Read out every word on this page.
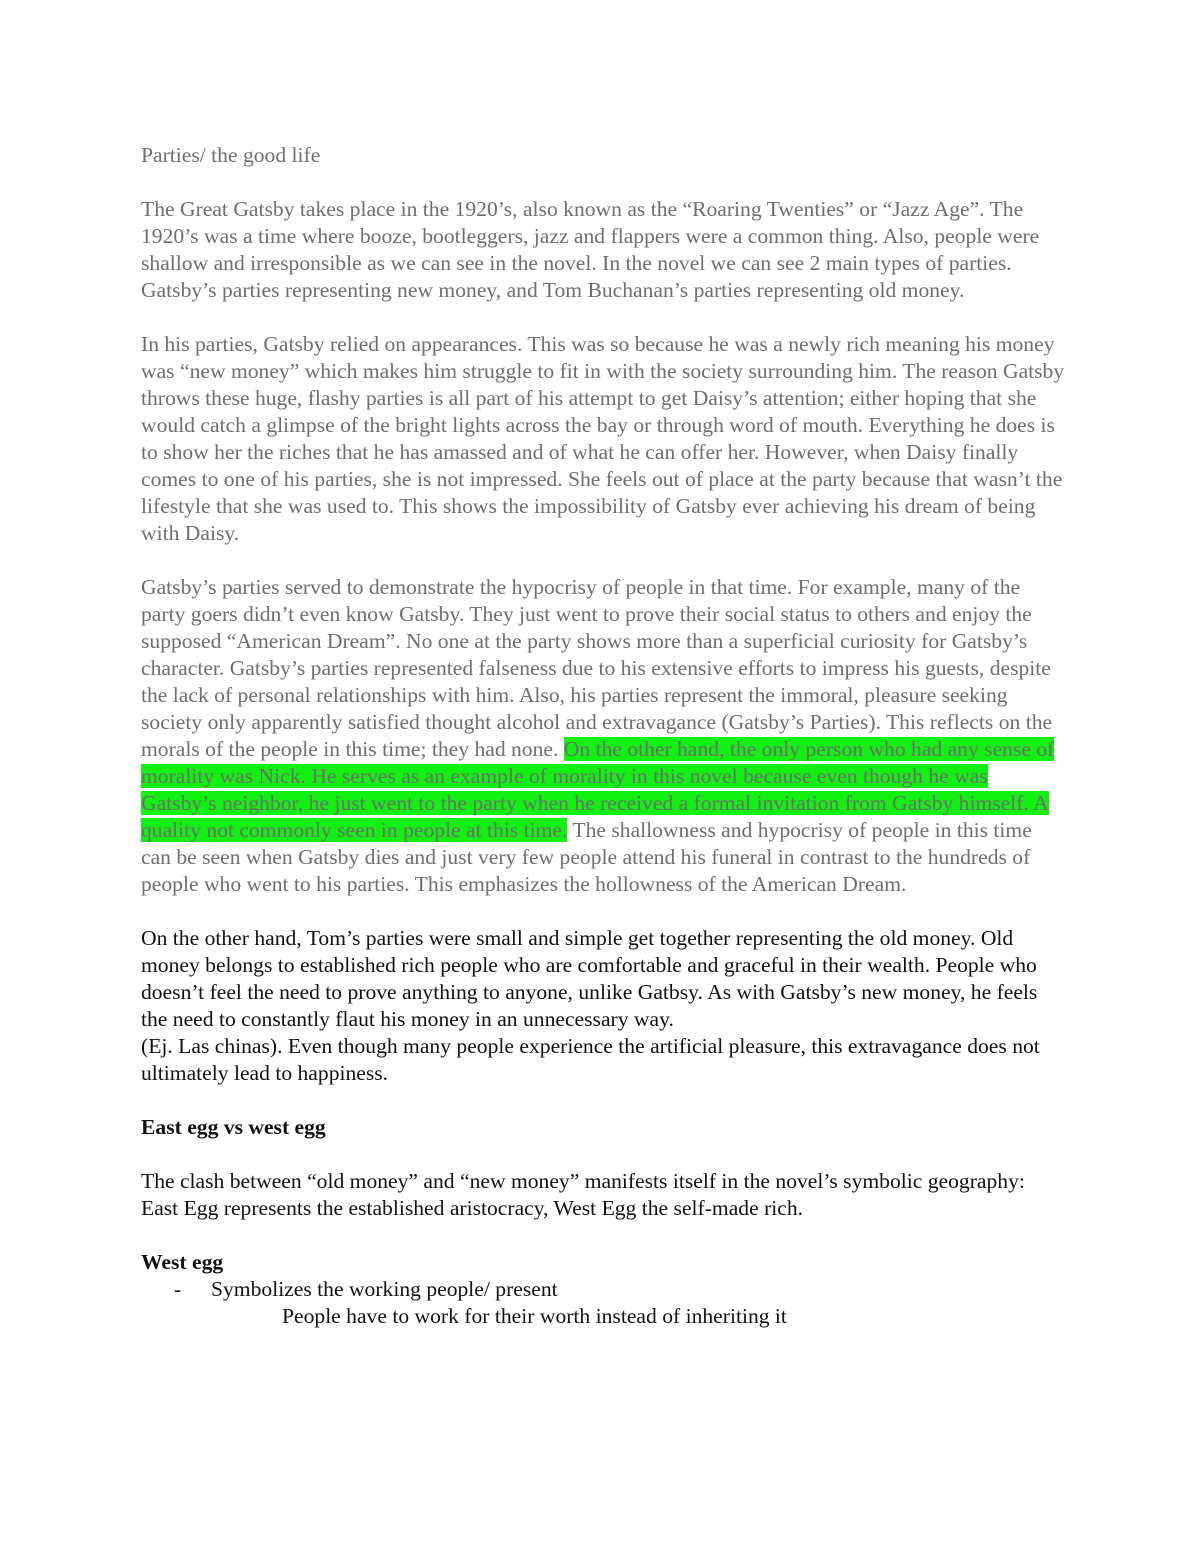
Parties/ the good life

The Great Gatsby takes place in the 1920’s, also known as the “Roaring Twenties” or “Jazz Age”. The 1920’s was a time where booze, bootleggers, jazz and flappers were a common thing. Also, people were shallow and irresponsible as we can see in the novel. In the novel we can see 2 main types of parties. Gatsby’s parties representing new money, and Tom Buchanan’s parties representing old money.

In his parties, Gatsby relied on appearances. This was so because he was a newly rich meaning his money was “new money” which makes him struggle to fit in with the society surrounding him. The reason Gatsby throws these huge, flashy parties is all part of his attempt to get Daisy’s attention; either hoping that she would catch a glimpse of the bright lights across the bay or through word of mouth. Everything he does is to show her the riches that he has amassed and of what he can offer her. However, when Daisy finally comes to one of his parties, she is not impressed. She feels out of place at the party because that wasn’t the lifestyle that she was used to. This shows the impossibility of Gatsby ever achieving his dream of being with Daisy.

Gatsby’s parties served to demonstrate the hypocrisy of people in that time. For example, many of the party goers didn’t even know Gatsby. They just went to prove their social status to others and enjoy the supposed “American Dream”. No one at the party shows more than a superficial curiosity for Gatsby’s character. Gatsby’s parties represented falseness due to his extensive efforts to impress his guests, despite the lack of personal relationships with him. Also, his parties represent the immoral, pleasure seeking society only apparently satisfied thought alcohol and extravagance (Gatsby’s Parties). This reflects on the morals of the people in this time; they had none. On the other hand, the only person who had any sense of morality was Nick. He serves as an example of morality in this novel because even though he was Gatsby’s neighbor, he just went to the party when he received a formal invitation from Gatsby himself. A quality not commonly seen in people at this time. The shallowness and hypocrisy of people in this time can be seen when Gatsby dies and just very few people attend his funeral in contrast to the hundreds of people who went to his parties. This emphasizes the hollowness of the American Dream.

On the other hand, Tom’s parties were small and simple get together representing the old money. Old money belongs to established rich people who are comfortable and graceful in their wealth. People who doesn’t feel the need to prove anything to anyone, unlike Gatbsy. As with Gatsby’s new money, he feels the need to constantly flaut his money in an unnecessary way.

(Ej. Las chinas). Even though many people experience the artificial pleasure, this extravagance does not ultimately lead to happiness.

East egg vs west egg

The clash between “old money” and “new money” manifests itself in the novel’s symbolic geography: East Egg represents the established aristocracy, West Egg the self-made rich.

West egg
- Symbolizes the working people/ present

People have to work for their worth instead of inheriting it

---

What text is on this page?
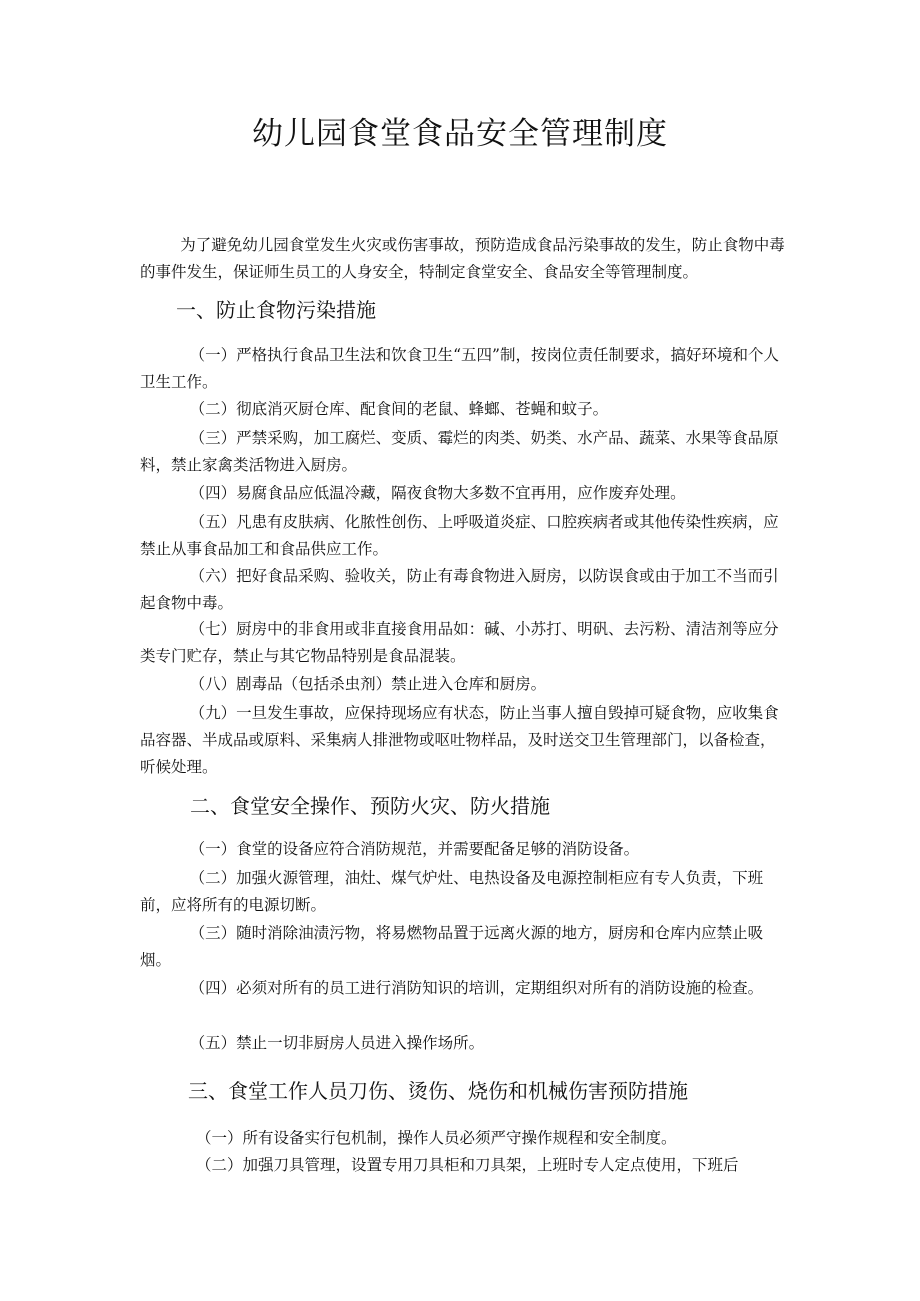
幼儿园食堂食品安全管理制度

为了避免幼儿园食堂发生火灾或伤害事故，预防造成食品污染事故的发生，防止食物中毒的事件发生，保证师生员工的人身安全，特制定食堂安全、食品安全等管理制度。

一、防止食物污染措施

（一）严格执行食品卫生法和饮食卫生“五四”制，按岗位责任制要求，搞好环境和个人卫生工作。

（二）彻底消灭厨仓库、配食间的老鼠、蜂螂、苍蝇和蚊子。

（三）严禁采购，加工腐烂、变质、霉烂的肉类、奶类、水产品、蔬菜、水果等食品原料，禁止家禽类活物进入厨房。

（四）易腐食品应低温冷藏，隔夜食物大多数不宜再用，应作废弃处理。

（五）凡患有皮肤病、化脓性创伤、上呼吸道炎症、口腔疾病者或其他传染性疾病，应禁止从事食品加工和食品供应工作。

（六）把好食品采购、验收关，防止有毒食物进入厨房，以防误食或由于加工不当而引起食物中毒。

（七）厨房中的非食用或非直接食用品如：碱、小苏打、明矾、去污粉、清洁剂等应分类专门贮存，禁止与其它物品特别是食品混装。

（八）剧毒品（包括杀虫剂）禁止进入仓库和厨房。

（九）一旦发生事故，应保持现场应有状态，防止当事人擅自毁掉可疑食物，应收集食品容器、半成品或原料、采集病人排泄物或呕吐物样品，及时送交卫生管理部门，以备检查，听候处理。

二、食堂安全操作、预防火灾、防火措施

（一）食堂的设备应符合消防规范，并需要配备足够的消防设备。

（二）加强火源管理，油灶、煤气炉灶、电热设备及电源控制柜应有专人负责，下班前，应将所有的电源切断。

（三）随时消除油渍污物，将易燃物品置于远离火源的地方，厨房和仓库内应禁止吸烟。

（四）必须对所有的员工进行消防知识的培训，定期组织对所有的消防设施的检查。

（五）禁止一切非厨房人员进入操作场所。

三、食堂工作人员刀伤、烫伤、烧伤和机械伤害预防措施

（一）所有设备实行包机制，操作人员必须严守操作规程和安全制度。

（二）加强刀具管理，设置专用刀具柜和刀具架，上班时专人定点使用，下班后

---

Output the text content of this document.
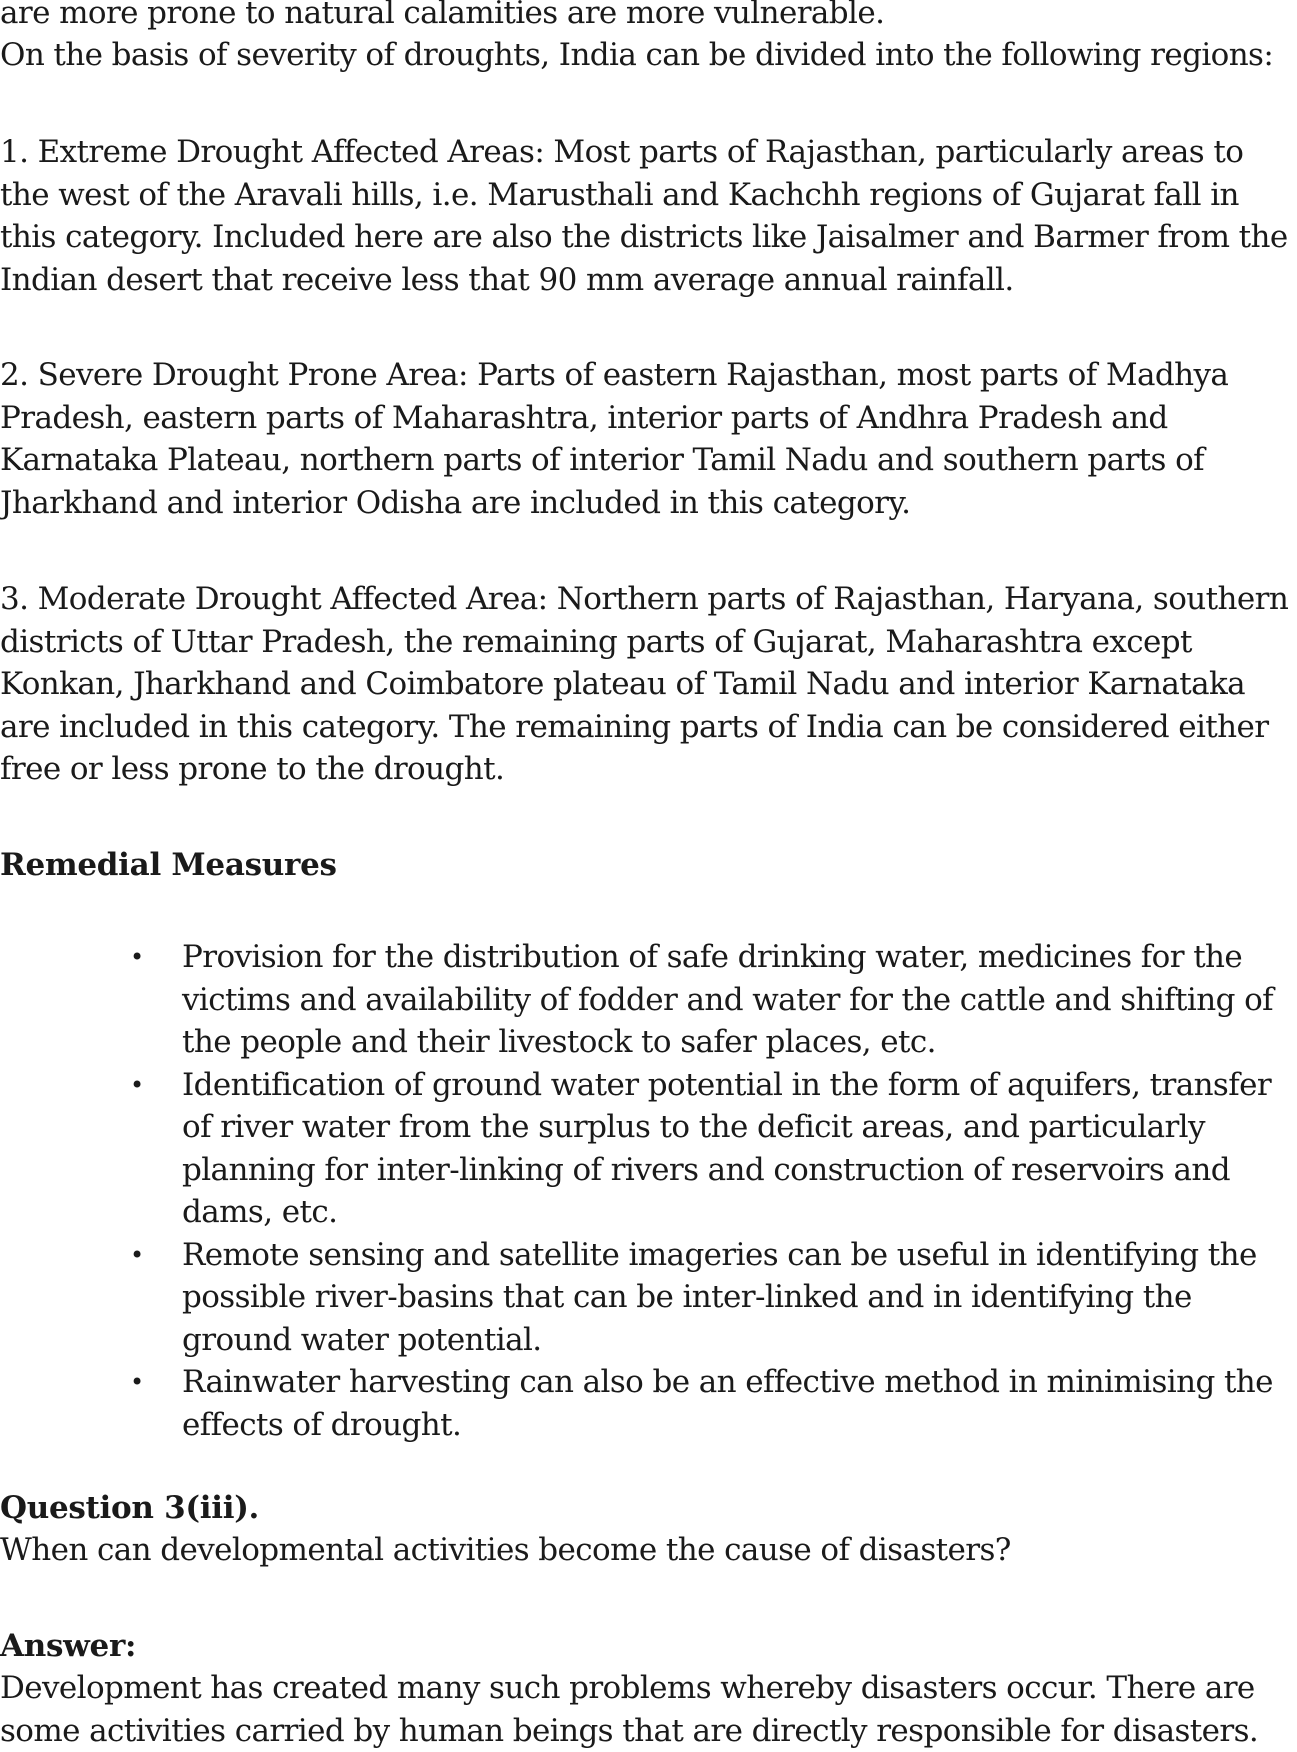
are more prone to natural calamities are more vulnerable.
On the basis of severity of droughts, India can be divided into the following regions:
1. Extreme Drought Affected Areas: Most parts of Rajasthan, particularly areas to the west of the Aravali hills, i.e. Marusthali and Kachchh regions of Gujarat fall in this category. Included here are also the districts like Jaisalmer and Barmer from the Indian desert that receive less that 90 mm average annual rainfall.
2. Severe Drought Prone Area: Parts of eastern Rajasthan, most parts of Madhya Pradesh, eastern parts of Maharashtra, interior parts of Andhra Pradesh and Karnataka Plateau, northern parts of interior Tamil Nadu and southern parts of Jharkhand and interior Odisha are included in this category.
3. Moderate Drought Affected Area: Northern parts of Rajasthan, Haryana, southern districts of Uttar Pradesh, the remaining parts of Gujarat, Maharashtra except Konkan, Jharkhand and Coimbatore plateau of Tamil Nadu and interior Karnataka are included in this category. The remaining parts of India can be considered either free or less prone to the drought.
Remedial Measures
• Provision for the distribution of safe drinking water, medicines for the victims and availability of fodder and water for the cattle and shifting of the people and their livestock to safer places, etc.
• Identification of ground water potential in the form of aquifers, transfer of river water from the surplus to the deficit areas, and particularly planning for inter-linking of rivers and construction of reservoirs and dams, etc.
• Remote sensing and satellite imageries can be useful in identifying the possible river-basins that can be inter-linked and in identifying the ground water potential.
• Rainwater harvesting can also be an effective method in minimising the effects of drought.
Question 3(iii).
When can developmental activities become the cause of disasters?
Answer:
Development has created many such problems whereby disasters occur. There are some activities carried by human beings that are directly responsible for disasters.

- Task details:
From the entries above, extract every line where the word "river" appears.

- Task solution:
• Identification of ground water potential in the form of aquifers, transfer of river water from the surplus to the deficit areas, and particularly planning for inter-linking of rivers and construction of reservoirs and dams, etc.
• Remote sensing and satellite imageries can be useful in identifying the possible river-basins that can be inter-linked and in identifying the ground water potential.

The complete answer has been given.